◆ **Data supplied**:
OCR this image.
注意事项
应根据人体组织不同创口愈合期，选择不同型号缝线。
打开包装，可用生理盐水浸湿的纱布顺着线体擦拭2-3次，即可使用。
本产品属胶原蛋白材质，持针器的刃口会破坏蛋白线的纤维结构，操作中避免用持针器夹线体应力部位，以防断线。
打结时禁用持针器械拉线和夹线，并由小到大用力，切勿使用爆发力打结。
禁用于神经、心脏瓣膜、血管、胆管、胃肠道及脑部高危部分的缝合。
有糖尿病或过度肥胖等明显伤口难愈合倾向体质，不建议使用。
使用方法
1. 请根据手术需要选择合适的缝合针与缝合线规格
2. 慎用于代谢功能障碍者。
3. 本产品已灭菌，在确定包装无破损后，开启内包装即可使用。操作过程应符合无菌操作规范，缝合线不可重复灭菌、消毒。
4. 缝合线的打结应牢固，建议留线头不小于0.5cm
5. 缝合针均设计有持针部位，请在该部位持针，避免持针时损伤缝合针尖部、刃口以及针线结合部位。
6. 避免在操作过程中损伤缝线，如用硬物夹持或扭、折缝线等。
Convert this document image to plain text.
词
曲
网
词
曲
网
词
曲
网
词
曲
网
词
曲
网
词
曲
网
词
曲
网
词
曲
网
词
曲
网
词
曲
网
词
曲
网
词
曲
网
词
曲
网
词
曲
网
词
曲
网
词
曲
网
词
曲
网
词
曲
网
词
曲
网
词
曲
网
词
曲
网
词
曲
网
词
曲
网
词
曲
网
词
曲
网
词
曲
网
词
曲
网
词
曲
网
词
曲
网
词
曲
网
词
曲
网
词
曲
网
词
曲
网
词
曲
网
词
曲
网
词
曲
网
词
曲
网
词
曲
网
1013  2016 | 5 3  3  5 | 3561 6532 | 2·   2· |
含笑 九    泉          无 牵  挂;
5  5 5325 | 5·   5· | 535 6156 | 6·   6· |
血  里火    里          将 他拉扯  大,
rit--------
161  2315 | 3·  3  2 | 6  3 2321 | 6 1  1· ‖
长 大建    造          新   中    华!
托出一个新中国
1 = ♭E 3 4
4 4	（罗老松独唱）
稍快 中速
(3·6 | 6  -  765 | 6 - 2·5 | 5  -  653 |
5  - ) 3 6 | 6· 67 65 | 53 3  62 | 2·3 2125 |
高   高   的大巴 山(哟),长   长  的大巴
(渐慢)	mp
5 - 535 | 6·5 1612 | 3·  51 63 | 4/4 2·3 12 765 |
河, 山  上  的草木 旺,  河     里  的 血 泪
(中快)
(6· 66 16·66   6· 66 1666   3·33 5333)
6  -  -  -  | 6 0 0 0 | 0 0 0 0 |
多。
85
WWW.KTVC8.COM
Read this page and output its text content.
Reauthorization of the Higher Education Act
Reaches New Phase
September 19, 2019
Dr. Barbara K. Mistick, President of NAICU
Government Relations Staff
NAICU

◆ **Task statement**: Review the preceding data and report every line that includes the string "NAICU".

◆ **Output for this exercise**:
Dr. Barbara K. Mistick, President of NAICU
NAICU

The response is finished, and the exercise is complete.